## PROBLEM TO WORK ON:
Pick out each line of the records that includes the string "частиц", and copy it.

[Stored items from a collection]
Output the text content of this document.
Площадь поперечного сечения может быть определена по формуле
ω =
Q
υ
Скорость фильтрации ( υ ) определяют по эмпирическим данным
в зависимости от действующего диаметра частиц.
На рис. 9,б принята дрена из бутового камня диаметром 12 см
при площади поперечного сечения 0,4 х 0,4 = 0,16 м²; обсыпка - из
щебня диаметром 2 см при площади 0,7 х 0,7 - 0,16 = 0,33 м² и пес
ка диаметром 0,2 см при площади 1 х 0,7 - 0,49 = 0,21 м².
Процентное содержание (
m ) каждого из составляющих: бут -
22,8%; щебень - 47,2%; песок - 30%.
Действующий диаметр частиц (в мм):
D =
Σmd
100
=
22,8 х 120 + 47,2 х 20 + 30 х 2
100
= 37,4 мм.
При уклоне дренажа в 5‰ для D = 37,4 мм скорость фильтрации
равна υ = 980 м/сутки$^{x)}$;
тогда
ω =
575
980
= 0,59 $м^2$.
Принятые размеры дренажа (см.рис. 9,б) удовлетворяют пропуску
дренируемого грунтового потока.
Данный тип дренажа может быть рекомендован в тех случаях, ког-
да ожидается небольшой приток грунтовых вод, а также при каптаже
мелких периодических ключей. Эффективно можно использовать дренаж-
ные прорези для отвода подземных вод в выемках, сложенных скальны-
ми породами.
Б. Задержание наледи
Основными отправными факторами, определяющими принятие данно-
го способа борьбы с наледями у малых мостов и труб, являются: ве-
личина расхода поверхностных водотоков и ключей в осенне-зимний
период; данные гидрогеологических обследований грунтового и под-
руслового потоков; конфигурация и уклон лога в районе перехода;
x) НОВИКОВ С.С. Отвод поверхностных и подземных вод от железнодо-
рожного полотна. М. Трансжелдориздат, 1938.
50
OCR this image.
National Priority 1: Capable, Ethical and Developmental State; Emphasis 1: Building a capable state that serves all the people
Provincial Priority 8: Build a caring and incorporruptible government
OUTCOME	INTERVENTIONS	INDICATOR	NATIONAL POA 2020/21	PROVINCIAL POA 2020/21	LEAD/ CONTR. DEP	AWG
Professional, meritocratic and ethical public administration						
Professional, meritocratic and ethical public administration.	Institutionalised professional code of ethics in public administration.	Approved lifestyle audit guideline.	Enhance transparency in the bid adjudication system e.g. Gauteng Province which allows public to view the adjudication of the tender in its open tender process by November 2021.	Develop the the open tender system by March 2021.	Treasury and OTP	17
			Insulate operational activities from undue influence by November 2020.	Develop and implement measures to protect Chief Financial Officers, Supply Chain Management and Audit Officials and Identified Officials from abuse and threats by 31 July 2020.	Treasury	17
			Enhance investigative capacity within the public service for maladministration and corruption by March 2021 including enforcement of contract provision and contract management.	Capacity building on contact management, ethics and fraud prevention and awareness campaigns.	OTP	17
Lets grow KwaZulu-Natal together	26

## RESULT OF THE TASK:
в зависимости от действующего диаметра частиц.
Действующий диаметр частиц (в мм):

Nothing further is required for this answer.